▸ Data for processing
┌──

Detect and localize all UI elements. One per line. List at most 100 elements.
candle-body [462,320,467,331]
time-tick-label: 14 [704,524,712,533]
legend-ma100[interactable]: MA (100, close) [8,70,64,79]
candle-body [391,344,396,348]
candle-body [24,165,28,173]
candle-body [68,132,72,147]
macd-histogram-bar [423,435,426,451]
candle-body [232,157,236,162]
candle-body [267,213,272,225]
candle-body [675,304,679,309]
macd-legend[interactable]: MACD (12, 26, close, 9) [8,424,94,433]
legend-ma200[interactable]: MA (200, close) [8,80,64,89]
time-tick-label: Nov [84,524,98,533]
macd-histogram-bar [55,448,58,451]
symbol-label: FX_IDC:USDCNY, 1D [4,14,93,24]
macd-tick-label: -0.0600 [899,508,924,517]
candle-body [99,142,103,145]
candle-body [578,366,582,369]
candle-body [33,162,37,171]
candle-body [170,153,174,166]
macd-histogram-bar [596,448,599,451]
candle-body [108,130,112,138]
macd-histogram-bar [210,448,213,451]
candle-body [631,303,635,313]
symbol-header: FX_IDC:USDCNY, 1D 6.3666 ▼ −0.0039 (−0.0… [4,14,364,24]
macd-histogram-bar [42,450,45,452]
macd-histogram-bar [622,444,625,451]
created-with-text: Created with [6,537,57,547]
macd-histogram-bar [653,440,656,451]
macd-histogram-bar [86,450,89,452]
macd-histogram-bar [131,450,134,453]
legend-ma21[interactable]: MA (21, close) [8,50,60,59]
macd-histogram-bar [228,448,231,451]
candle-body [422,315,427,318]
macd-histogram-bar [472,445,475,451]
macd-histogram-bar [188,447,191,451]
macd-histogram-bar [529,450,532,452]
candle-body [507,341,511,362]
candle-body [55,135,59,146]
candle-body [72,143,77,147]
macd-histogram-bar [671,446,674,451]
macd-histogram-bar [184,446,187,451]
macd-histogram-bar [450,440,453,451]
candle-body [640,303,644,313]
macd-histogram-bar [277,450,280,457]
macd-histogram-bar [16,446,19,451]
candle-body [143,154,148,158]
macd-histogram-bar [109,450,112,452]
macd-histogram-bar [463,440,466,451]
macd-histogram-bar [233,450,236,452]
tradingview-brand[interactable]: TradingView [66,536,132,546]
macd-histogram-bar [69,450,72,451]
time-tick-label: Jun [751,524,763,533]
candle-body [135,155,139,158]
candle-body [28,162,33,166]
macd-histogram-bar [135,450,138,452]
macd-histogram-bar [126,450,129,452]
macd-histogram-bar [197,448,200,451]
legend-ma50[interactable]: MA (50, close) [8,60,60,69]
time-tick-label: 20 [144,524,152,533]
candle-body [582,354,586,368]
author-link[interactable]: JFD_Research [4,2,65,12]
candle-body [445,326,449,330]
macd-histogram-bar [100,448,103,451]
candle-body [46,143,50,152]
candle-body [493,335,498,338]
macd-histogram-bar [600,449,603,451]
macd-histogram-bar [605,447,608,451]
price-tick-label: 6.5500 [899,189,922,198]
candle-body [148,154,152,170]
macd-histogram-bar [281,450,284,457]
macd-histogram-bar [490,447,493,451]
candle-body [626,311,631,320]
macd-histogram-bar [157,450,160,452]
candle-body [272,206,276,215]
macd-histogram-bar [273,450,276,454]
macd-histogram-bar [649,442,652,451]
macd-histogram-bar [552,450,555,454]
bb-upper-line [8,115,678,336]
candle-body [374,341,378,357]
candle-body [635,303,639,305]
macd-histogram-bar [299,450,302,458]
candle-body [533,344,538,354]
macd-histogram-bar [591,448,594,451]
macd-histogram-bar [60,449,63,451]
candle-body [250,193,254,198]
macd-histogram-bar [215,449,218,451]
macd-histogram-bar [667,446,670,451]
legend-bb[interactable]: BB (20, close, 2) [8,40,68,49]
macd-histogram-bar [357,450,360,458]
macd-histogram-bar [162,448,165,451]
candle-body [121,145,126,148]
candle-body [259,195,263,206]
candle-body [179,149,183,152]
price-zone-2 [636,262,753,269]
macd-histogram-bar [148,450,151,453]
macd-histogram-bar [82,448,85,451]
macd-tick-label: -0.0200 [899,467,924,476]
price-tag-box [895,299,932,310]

└──

▸ Task details
Convert the lines above into a Markdown table with two columns, Row and Text. Put each line's number in the first column and the line itself in the second, and leave out any blank lines.

▸ Task solution
| Row | Text |
|---|---|
| 1 | Detect and localize all UI elements. One per line. List at most 100 elements. |
| 2 | candle-body [462,320,467,331] |
| 3 | time-tick-label: 14 [704,524,712,533] |
| 4 | legend-ma100[interactable]: MA (100, close) [8,70,64,79] |
| 5 | candle-body [391,344,396,348] |
| 6 | candle-body [24,165,28,173] |
| 7 | candle-body [68,132,72,147] |
| 8 | macd-histogram-bar [423,435,426,451] |
| 9 | candle-body [232,157,236,162] |
| 10 | candle-body [267,213,272,225] |
| 11 | candle-body [675,304,679,309] |
| 12 | macd-legend[interactable]: MACD (12, 26, close, 9) [8,424,94,433] |
| 13 | legend-ma200[interactable]: MA (200, close) [8,80,64,89] |
| 14 | time-tick-label: Nov [84,524,98,533] |
| 15 | macd-histogram-bar [55,448,58,451] |
| 16 | symbol-label: FX_IDC:USDCNY, 1D [4,14,93,24] |
| 17 | macd-tick-label: -0.0600 [899,508,924,517] |
| 18 | candle-body [99,142,103,145] |
| 19 | candle-body [578,366,582,369] |
| 20 | candle-body [33,162,37,171] |
| 21 | candle-body [170,153,174,166] |
| 22 | macd-histogram-bar [596,448,599,451] |
| 23 | candle-body [108,130,112,138] |
| 24 | macd-histogram-bar [210,448,213,451] |
| 25 | candle-body [631,303,635,313] |
| 26 | symbol-header: FX_IDC:USDCNY, 1D 6.3666 ▼ −0.0039 (−0.0… [4,14,364,24] |
| 27 | macd-histogram-bar [42,450,45,452] |
| 28 | macd-histogram-bar [622,444,625,451] |
| 29 | created-with-text: Created with [6,537,57,547] |
| 30 | macd-histogram-bar [653,440,656,451] |
| 31 | macd-histogram-bar [86,450,89,452] |
| 32 | macd-histogram-bar [131,450,134,453] |
| 33 | legend-ma21[interactable]: MA (21, close) [8,50,60,59] |
| 34 | macd-histogram-bar [228,448,231,451] |
| 35 | candle-body [422,315,427,318] |
| 36 | macd-histogram-bar [472,445,475,451] |
| 37 | macd-histogram-bar [188,447,191,451] |
| 38 | macd-histogram-bar [529,450,532,452] |
| 39 | candle-body [507,341,511,362] |
| 40 | candle-body [55,135,59,146] |
| 41 | candle-body [72,143,77,147] |
| 42 | macd-histogram-bar [671,446,674,451] |
| 43 | macd-histogram-bar [184,446,187,451] |
| 44 | macd-histogram-bar [450,440,453,451] |
| 45 | candle-body [640,303,644,313] |
| 46 | macd-histogram-bar [277,450,280,457] |
| 47 | macd-histogram-bar [16,446,19,451] |
| 48 | candle-body [143,154,148,158] |
| 49 | macd-histogram-bar [109,450,112,452] |
| 50 | macd-histogram-bar [463,440,466,451] |
| 51 | macd-histogram-bar [233,450,236,452] |
| 52 | tradingview-brand[interactable]: TradingView [66,536,132,546] |
| 53 | macd-histogram-bar [69,450,72,451] |
| 54 | time-tick-label: Jun [751,524,763,533] |
| 55 | candle-body [135,155,139,158] |
| 56 | candle-body [28,162,33,166] |
| 57 | macd-histogram-bar [135,450,138,452] |
| 58 | macd-histogram-bar [126,450,129,452] |
| 59 | macd-histogram-bar [197,448,200,451] |
| 60 | legend-ma50[interactable]: MA (50, close) [8,60,60,69] |
| 61 | time-tick-label: 20 [144,524,152,533] |
| 62 | candle-body [582,354,586,368] |
| 63 | author-link[interactable]: JFD_Research [4,2,65,12] |
| 64 | candle-body [445,326,449,330] |
| 65 | macd-histogram-bar [100,448,103,451] |
| 66 | candle-body [46,143,50,152] |
| 67 | candle-body [493,335,498,338] |
| 68 | macd-histogram-bar [600,449,603,451] |
| 69 | macd-histogram-bar [605,447,608,451] |
| 70 | price-tick-label: 6.5500 [899,189,922,198] |
| 71 | candle-body [148,154,152,170] |
| 72 | macd-histogram-bar [281,450,284,457] |
| 73 | macd-histogram-bar [490,447,493,451] |
| 74 | candle-body [626,311,631,320] |
| 75 | macd-histogram-bar [157,450,160,452] |
| 76 | candle-body [272,206,276,215] |
| 77 | macd-histogram-bar [273,450,276,454] |
| 78 | macd-histogram-bar [649,442,652,451] |
| 79 | macd-histogram-bar [552,450,555,454] |
| 80 | bb-upper-line [8,115,678,336] |
| 81 | candle-body [374,341,378,357] |
| 82 | candle-body [635,303,639,305] |
| 83 | macd-histogram-bar [299,450,302,458] |
| 84 | candle-body [533,344,538,354] |
| 85 | macd-histogram-bar [591,448,594,451] |
| 86 | macd-histogram-bar [60,449,63,451] |
| 87 | candle-body [250,193,254,198] |
| 88 | macd-histogram-bar [215,449,218,451] |
| 89 | macd-histogram-bar [667,446,670,451] |
| 90 | legend-bb[interactable]: BB (20, close, 2) [8,40,68,49] |
| 91 | macd-histogram-bar [357,450,360,458] |
| 92 | macd-histogram-bar [162,448,165,451] |
| 93 | candle-body [121,145,126,148] |
| 94 | candle-body [259,195,263,206] |
| 95 | candle-body [179,149,183,152] |
| 96 | price-zone-2 [636,262,753,269] |
| 97 | macd-histogram-bar [148,450,151,453] |
| 98 | macd-histogram-bar [82,448,85,451] |
| 99 | macd-tick-label: -0.0200 [899,467,924,476] |
| 100 | price-tag-box [895,299,932,310] |